[start of Listed records]
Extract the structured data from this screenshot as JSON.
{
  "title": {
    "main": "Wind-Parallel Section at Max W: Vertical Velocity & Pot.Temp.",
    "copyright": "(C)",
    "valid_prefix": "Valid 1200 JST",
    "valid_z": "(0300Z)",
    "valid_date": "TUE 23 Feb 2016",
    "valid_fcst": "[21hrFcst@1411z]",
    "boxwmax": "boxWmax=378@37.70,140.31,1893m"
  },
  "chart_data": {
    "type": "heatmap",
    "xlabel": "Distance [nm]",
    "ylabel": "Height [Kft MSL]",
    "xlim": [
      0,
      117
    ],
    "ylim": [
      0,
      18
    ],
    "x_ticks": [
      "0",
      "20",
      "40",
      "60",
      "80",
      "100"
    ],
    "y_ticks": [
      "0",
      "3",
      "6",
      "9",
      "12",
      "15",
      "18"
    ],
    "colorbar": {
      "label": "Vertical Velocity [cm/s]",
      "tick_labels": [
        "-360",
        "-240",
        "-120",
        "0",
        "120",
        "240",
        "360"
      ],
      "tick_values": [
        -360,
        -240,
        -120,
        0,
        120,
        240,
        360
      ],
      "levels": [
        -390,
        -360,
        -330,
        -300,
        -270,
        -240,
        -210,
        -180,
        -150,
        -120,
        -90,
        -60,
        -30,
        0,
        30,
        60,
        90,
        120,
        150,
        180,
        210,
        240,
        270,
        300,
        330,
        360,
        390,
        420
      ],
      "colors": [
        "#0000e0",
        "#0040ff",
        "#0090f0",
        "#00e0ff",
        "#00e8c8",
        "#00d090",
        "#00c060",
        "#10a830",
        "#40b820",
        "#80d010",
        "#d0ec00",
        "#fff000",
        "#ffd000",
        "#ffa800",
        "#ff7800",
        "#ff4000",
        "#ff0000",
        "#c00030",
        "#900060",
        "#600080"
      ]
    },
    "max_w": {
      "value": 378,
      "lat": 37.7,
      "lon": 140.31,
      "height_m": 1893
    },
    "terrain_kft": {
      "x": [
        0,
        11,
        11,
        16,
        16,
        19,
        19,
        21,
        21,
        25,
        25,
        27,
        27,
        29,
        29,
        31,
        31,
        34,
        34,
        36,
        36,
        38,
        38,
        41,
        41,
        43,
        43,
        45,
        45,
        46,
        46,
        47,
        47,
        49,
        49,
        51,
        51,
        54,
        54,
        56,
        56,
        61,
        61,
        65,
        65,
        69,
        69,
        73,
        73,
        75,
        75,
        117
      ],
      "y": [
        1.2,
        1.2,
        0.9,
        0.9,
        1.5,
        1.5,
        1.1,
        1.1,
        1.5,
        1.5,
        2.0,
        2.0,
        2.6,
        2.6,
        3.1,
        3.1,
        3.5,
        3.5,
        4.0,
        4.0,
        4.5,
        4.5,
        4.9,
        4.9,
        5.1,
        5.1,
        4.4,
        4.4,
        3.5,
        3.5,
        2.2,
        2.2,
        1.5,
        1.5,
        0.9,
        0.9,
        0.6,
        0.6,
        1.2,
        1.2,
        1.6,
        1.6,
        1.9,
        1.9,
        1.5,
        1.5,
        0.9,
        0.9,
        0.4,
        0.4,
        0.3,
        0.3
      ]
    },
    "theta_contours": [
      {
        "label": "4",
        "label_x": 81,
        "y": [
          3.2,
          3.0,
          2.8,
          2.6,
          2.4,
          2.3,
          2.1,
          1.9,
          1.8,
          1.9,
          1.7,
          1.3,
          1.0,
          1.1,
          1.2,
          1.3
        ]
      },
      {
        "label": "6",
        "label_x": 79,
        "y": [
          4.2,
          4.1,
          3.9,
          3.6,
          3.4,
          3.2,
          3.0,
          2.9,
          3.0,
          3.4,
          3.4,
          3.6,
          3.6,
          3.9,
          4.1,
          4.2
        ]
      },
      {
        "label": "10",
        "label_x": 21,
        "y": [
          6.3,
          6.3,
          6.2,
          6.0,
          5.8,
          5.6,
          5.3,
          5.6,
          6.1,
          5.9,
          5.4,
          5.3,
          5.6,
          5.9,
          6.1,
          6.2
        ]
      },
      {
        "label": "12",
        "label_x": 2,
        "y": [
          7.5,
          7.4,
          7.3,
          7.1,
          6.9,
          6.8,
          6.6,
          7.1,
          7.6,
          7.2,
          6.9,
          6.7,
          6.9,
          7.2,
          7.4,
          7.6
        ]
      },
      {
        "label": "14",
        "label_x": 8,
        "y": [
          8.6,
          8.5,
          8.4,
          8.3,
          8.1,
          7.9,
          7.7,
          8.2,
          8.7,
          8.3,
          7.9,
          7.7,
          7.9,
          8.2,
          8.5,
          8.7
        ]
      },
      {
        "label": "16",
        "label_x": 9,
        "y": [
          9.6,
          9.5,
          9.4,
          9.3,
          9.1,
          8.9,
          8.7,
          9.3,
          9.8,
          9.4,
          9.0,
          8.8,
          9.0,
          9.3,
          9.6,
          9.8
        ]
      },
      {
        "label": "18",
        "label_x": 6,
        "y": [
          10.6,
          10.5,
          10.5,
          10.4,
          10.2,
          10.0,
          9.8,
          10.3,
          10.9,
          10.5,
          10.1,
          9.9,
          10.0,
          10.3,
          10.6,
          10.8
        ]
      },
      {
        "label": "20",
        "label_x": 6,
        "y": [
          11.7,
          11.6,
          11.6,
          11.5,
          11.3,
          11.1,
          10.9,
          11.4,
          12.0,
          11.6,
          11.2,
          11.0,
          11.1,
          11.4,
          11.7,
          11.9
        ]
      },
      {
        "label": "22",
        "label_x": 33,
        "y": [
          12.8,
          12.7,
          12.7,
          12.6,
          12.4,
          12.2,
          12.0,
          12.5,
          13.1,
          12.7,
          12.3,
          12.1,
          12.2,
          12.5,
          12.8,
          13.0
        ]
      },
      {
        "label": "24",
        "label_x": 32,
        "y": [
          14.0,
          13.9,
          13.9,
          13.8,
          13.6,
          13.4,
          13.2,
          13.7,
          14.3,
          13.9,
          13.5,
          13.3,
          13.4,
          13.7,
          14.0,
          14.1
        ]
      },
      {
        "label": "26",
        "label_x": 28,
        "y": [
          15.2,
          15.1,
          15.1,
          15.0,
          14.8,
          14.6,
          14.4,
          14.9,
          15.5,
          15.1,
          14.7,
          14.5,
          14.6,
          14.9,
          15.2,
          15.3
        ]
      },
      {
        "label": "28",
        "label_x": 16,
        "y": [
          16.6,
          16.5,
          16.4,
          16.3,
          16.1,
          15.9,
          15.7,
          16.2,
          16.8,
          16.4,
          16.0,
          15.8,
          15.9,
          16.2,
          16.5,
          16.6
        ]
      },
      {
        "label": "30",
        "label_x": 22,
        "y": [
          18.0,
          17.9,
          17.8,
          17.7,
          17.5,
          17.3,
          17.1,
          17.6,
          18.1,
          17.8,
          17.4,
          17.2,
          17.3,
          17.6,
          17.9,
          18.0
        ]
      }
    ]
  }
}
[end of Listed records]
Give only the count of lines in which the string "Velocity" appears.

#### [Output]
2